## Set problem
Determine how many lines contain the string "Technology". Reply with that figure and nothing else.

## Given records
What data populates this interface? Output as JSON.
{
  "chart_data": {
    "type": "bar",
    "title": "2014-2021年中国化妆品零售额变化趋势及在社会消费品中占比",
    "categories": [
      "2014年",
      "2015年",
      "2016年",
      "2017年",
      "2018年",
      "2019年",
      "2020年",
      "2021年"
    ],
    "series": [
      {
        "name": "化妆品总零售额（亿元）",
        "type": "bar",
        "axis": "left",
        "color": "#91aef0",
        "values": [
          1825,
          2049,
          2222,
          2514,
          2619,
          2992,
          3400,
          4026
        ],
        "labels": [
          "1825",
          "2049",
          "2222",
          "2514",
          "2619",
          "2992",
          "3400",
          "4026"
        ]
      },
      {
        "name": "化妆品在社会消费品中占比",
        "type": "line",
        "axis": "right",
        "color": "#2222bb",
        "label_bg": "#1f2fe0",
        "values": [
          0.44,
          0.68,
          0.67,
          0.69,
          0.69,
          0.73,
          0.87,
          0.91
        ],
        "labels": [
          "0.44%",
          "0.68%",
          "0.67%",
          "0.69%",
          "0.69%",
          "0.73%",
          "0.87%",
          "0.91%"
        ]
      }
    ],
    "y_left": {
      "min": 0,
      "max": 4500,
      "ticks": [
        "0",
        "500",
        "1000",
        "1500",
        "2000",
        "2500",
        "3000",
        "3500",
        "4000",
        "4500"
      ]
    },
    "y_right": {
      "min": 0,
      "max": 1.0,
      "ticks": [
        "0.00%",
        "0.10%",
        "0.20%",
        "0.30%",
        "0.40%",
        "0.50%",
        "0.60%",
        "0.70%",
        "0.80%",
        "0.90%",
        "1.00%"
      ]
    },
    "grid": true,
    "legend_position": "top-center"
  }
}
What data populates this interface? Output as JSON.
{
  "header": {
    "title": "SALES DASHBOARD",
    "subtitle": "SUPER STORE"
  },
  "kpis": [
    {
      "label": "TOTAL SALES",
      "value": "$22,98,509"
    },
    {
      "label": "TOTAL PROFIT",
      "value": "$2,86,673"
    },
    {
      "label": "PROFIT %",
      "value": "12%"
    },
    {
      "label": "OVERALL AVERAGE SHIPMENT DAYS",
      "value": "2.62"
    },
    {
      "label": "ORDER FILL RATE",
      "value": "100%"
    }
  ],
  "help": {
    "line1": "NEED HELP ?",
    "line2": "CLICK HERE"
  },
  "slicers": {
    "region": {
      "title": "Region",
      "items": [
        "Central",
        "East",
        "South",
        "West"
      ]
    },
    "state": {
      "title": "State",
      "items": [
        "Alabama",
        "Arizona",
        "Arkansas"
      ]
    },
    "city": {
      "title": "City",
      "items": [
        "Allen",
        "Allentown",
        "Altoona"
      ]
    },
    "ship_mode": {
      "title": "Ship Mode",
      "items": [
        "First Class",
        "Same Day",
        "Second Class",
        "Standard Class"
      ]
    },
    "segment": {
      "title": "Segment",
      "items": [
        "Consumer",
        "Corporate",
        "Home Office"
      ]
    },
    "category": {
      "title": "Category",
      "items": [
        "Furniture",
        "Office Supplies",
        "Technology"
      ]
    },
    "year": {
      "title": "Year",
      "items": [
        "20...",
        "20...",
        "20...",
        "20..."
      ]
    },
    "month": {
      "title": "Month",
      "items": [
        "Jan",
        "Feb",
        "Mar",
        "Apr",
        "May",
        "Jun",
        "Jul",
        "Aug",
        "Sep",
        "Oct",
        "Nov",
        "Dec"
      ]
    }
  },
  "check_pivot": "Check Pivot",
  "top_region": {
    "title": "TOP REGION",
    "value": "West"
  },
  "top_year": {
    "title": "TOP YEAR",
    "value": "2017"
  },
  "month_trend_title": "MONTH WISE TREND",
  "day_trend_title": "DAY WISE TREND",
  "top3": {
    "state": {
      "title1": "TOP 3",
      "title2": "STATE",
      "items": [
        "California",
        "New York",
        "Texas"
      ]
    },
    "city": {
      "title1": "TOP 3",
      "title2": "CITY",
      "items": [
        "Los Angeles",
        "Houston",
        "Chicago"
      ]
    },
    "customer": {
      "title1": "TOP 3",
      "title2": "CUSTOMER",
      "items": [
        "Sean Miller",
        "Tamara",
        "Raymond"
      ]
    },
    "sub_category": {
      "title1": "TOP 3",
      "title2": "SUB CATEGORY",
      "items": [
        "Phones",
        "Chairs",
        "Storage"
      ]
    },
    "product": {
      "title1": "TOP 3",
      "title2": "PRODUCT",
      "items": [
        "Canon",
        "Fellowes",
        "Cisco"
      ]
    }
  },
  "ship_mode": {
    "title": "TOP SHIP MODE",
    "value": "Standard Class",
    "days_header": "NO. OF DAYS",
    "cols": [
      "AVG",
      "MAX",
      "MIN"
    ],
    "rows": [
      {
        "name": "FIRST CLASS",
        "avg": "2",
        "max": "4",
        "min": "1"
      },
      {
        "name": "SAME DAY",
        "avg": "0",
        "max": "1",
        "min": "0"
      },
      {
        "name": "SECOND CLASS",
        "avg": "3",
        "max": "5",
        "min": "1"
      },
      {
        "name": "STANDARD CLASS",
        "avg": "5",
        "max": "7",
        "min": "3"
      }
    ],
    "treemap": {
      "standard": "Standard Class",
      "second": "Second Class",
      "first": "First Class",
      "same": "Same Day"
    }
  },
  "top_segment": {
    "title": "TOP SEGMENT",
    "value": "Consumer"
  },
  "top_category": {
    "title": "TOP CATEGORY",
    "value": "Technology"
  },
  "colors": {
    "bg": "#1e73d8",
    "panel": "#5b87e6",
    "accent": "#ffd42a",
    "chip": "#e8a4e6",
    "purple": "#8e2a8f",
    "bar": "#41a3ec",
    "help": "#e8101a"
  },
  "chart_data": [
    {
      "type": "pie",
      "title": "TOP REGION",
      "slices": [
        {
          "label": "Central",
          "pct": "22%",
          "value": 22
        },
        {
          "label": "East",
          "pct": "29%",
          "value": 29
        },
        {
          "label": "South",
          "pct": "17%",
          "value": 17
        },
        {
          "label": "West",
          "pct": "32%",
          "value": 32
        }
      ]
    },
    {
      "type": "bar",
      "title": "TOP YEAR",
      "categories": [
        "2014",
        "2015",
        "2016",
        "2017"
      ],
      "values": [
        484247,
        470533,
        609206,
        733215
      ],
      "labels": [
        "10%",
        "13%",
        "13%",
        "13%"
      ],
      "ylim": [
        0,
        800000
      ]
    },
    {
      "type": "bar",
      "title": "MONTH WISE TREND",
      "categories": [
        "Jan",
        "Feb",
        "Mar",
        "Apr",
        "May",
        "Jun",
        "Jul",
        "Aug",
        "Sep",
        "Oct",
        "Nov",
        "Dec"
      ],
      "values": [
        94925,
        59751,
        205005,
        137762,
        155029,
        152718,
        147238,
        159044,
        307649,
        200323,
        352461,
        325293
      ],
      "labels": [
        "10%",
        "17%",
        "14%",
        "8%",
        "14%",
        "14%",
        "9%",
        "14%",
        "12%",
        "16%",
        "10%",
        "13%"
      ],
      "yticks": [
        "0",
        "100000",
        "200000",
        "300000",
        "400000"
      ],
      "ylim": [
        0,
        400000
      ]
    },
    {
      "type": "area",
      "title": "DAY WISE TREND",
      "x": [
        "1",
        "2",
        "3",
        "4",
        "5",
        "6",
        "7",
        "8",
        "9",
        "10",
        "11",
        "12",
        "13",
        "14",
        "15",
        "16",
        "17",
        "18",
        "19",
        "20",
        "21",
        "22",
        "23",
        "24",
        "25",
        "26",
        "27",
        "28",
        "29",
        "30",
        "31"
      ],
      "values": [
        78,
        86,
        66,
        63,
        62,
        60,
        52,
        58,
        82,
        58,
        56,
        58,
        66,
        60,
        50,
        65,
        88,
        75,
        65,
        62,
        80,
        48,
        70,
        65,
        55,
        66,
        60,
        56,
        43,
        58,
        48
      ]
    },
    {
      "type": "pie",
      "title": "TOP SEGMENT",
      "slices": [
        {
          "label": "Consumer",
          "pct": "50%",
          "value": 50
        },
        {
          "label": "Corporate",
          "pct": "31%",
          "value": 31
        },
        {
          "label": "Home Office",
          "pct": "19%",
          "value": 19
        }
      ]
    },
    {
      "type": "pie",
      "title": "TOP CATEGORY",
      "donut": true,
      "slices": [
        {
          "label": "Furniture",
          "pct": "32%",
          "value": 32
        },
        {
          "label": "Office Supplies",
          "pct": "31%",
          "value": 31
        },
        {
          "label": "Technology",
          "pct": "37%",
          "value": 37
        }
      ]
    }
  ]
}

## Written answer
3